Start of RECORD LIST

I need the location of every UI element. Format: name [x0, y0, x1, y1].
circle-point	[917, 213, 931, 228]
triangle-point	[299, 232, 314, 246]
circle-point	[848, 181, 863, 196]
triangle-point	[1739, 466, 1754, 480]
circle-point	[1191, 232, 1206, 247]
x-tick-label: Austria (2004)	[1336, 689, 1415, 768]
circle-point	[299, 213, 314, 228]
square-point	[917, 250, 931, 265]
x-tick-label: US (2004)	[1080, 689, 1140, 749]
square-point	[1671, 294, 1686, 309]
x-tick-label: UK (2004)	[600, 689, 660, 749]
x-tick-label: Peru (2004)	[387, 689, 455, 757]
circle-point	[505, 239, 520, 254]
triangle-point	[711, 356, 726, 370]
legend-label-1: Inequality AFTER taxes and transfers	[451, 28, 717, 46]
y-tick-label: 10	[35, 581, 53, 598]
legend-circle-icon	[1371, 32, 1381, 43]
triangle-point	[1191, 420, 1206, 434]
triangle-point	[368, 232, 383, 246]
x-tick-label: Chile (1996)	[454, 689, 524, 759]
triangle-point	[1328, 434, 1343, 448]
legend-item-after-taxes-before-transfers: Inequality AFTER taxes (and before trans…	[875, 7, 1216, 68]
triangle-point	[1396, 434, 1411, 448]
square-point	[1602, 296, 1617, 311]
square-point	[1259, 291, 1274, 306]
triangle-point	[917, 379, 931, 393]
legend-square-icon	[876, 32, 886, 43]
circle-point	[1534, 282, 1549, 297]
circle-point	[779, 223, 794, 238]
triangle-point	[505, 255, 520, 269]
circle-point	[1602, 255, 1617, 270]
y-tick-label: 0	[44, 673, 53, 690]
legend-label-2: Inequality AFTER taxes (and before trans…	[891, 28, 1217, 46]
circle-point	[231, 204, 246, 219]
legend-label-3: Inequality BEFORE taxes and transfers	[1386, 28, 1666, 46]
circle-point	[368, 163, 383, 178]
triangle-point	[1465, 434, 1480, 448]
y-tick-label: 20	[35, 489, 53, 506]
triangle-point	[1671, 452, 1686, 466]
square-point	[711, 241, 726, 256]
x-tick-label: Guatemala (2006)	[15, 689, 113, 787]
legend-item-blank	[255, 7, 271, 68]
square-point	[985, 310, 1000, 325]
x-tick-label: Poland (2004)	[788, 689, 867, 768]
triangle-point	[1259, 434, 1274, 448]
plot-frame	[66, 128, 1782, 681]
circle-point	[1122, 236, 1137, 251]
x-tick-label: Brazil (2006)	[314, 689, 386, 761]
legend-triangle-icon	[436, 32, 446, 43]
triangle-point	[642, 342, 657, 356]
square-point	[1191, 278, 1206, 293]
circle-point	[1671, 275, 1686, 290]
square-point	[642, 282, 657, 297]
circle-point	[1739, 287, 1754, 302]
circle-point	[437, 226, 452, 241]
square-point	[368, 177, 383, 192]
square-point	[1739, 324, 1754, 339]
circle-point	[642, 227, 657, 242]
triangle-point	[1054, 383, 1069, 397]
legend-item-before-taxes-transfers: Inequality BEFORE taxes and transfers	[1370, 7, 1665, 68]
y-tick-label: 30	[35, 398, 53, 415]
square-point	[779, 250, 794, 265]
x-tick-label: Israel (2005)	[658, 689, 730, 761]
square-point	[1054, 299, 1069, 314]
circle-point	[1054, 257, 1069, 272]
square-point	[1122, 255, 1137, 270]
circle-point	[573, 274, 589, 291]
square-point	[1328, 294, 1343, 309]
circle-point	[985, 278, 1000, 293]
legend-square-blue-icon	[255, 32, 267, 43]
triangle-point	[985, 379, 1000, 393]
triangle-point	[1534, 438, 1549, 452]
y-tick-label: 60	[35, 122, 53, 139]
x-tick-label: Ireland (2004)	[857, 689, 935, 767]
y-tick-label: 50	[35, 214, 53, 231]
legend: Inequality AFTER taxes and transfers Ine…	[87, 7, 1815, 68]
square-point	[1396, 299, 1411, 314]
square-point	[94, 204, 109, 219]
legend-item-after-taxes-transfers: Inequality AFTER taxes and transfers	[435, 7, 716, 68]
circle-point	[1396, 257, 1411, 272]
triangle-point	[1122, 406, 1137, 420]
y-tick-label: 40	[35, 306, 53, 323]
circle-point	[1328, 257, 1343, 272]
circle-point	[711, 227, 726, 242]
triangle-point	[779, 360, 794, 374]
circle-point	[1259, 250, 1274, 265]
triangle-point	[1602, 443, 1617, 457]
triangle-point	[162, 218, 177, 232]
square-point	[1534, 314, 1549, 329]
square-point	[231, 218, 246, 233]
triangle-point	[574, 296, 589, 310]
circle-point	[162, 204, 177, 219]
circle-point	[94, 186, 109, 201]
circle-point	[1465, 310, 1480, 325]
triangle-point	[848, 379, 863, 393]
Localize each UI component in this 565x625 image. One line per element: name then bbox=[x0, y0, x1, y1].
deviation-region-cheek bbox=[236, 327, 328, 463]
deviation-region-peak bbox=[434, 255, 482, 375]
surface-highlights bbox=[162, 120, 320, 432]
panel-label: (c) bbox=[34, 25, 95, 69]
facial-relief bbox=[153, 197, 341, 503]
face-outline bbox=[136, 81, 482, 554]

End of RECORD LIST

WHAT TO DO
Rewrite every line of the items above as one numbered list, leaving out any blank lines.

EXPECTED ANSWER
1. I need the location of every UI element. Format: name [x0, y0, x1, y1].
2. circle-point	[917, 213, 931, 228]
3. triangle-point	[299, 232, 314, 246]
4. circle-point	[848, 181, 863, 196]
5. triangle-point	[1739, 466, 1754, 480]
6. circle-point	[1191, 232, 1206, 247]
7. x-tick-label: Austria (2004)	[1336, 689, 1415, 768]
8. circle-point	[299, 213, 314, 228]
9. square-point	[917, 250, 931, 265]
10. x-tick-label: US (2004)	[1080, 689, 1140, 749]
11. square-point	[1671, 294, 1686, 309]
12. x-tick-label: UK (2004)	[600, 689, 660, 749]
13. x-tick-label: Peru (2004)	[387, 689, 455, 757]
14. circle-point	[505, 239, 520, 254]
15. triangle-point	[711, 356, 726, 370]
16. legend-label-1: Inequality AFTER taxes and transfers	[451, 28, 717, 46]
17. y-tick-label: 10	[35, 581, 53, 598]
18. legend-circle-icon	[1371, 32, 1381, 43]
19. triangle-point	[1191, 420, 1206, 434]
20. triangle-point	[368, 232, 383, 246]
21. x-tick-label: Chile (1996)	[454, 689, 524, 759]
22. triangle-point	[1328, 434, 1343, 448]
23. legend-item-after-taxes-before-transfers: Inequality AFTER taxes (and before trans…	[875, 7, 1216, 68]
24. triangle-point	[1396, 434, 1411, 448]
25. square-point	[1602, 296, 1617, 311]
26. square-point	[1259, 291, 1274, 306]
27. triangle-point	[917, 379, 931, 393]
28. legend-square-icon	[876, 32, 886, 43]
29. circle-point	[1534, 282, 1549, 297]
30. circle-point	[779, 223, 794, 238]
31. triangle-point	[505, 255, 520, 269]
32. circle-point	[1602, 255, 1617, 270]
33. y-tick-label: 0	[44, 673, 53, 690]
34. legend-label-2: Inequality AFTER taxes (and before trans…	[891, 28, 1217, 46]
35. circle-point	[231, 204, 246, 219]
36. legend-label-3: Inequality BEFORE taxes and transfers	[1386, 28, 1666, 46]
37. circle-point	[368, 163, 383, 178]
38. triangle-point	[1465, 434, 1480, 448]
39. y-tick-label: 20	[35, 489, 53, 506]
40. triangle-point	[1671, 452, 1686, 466]
41. square-point	[711, 241, 726, 256]
42. x-tick-label: Guatemala (2006)	[15, 689, 113, 787]
43. legend-item-blank	[255, 7, 271, 68]
44. square-point	[985, 310, 1000, 325]
45. x-tick-label: Poland (2004)	[788, 689, 867, 768]
46. triangle-point	[1259, 434, 1274, 448]
47. plot-frame	[66, 128, 1782, 681]
48. circle-point	[1122, 236, 1137, 251]
49. x-tick-label: Brazil (2006)	[314, 689, 386, 761]
50. legend-triangle-icon	[436, 32, 446, 43]
51. triangle-point	[642, 342, 657, 356]
52. square-point	[1191, 278, 1206, 293]
53. circle-point	[1671, 275, 1686, 290]
54. square-point	[642, 282, 657, 297]
55. circle-point	[1739, 287, 1754, 302]
56. circle-point	[437, 226, 452, 241]
57. square-point	[368, 177, 383, 192]
58. square-point	[1739, 324, 1754, 339]
59. circle-point	[642, 227, 657, 242]
60. triangle-point	[1054, 383, 1069, 397]
61. legend-item-before-taxes-transfers: Inequality BEFORE taxes and transfers	[1370, 7, 1665, 68]
62. y-tick-label: 30	[35, 398, 53, 415]
63. square-point	[779, 250, 794, 265]
64. x-tick-label: Israel (2005)	[658, 689, 730, 761]
65. square-point	[1054, 299, 1069, 314]
66. circle-point	[1054, 257, 1069, 272]
67. square-point	[1122, 255, 1137, 270]
68. circle-point	[573, 274, 589, 291]
69. square-point	[1328, 294, 1343, 309]
70. circle-point	[985, 278, 1000, 293]
71. legend-square-blue-icon	[255, 32, 267, 43]
72. triangle-point	[985, 379, 1000, 393]
73. triangle-point	[1534, 438, 1549, 452]
74. y-tick-label: 60	[35, 122, 53, 139]
75. x-tick-label: Ireland (2004)	[857, 689, 935, 767]
76. y-tick-label: 50	[35, 214, 53, 231]
77. legend: Inequality AFTER taxes and transfers Ine…	[87, 7, 1815, 68]
78. square-point	[1396, 299, 1411, 314]
79. square-point	[94, 204, 109, 219]
80. legend-item-after-taxes-transfers: Inequality AFTER taxes and transfers	[435, 7, 716, 68]
81. circle-point	[1396, 257, 1411, 272]
82. triangle-point	[1122, 406, 1137, 420]
83. y-tick-label: 40	[35, 306, 53, 323]
84. circle-point	[1328, 257, 1343, 272]
85. circle-point	[711, 227, 726, 242]
86. triangle-point	[779, 360, 794, 374]
87. circle-point	[1259, 250, 1274, 265]
88. triangle-point	[1602, 443, 1617, 457]
89. triangle-point	[162, 218, 177, 232]
90. square-point	[1534, 314, 1549, 329]
91. square-point	[231, 218, 246, 233]
92. triangle-point	[574, 296, 589, 310]
93. circle-point	[162, 204, 177, 219]
94. circle-point	[94, 186, 109, 201]
95. circle-point	[1465, 310, 1480, 325]
96. triangle-point	[848, 379, 863, 393]
97. Localize each UI component in this 565x625 image. One line per element: name then bbox=[x0, y0, x1, y1].
98. deviation-region-cheek bbox=[236, 327, 328, 463]
99. deviation-region-peak bbox=[434, 255, 482, 375]
100. surface-highlights bbox=[162, 120, 320, 432]
101. panel-label: (c) bbox=[34, 25, 95, 69]
102. facial-relief bbox=[153, 197, 341, 503]
103. face-outline bbox=[136, 81, 482, 554]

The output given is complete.